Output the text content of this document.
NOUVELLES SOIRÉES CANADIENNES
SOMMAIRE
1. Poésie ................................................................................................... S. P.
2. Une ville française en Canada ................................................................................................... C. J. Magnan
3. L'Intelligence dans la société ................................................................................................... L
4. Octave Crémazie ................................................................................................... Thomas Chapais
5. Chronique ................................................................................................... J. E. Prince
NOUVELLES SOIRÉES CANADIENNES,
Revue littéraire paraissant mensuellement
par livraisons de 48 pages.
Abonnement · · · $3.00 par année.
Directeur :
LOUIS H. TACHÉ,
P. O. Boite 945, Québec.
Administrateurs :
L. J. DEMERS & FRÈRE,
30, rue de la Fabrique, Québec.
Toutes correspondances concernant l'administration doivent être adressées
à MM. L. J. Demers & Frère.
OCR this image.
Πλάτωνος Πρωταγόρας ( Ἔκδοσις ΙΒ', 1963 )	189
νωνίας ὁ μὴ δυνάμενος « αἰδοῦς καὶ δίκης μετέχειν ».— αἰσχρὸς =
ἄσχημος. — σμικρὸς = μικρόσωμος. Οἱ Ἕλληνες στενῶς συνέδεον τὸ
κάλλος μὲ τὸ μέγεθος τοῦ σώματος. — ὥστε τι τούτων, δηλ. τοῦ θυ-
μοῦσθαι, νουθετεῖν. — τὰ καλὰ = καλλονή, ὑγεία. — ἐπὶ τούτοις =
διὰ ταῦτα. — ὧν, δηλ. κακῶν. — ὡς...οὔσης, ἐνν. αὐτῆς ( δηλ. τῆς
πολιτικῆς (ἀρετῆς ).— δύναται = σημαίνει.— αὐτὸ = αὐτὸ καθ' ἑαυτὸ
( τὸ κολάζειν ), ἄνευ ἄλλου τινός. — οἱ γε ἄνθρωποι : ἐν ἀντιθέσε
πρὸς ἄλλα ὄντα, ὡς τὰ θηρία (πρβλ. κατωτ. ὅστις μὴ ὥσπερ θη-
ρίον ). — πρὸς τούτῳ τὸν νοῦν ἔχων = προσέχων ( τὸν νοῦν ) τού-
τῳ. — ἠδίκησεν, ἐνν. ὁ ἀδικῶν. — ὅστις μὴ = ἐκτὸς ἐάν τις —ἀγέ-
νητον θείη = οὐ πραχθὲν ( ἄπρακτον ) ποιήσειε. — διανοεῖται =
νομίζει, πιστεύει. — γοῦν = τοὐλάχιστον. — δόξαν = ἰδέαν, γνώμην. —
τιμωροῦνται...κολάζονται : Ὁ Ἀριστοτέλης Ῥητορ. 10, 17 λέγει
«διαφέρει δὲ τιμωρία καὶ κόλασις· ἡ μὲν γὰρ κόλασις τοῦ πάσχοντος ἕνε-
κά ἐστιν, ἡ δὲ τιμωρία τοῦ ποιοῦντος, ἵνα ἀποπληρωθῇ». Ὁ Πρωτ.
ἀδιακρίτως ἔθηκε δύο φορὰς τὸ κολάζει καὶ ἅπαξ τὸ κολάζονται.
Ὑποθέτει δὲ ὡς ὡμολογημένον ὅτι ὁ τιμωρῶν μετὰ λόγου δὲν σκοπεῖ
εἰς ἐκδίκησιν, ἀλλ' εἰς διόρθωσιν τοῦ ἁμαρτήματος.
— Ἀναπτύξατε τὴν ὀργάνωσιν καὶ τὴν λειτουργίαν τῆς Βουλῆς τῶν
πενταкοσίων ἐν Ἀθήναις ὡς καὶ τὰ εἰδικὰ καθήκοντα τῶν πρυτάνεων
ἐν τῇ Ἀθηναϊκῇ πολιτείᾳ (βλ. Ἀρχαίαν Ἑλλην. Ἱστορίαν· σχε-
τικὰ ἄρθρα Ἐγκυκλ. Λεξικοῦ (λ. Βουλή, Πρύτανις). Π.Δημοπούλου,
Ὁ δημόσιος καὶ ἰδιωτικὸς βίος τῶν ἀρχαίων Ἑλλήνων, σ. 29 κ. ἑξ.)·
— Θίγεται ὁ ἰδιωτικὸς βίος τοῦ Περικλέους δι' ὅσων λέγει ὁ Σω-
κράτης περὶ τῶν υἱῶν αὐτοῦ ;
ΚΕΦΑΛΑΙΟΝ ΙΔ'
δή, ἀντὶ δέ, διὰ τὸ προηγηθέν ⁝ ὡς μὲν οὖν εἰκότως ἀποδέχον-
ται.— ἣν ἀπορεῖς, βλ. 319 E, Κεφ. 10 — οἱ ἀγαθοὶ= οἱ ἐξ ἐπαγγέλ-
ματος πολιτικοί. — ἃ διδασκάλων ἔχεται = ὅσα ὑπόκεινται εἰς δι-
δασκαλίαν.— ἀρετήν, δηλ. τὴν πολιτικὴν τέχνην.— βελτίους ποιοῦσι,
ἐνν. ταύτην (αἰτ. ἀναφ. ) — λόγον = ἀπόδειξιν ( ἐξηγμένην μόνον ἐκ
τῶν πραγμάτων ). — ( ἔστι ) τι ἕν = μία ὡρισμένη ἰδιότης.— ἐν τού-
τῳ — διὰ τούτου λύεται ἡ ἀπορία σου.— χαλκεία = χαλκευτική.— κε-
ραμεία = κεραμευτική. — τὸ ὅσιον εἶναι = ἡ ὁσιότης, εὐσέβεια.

•••

From the data above, copy out every line with the string "SOIRÉES" in it.

- [Written answer]:
NOUVELLES SOIRÉES CANADIENNES
NOUVELLES SOIRÉES CANADIENNES,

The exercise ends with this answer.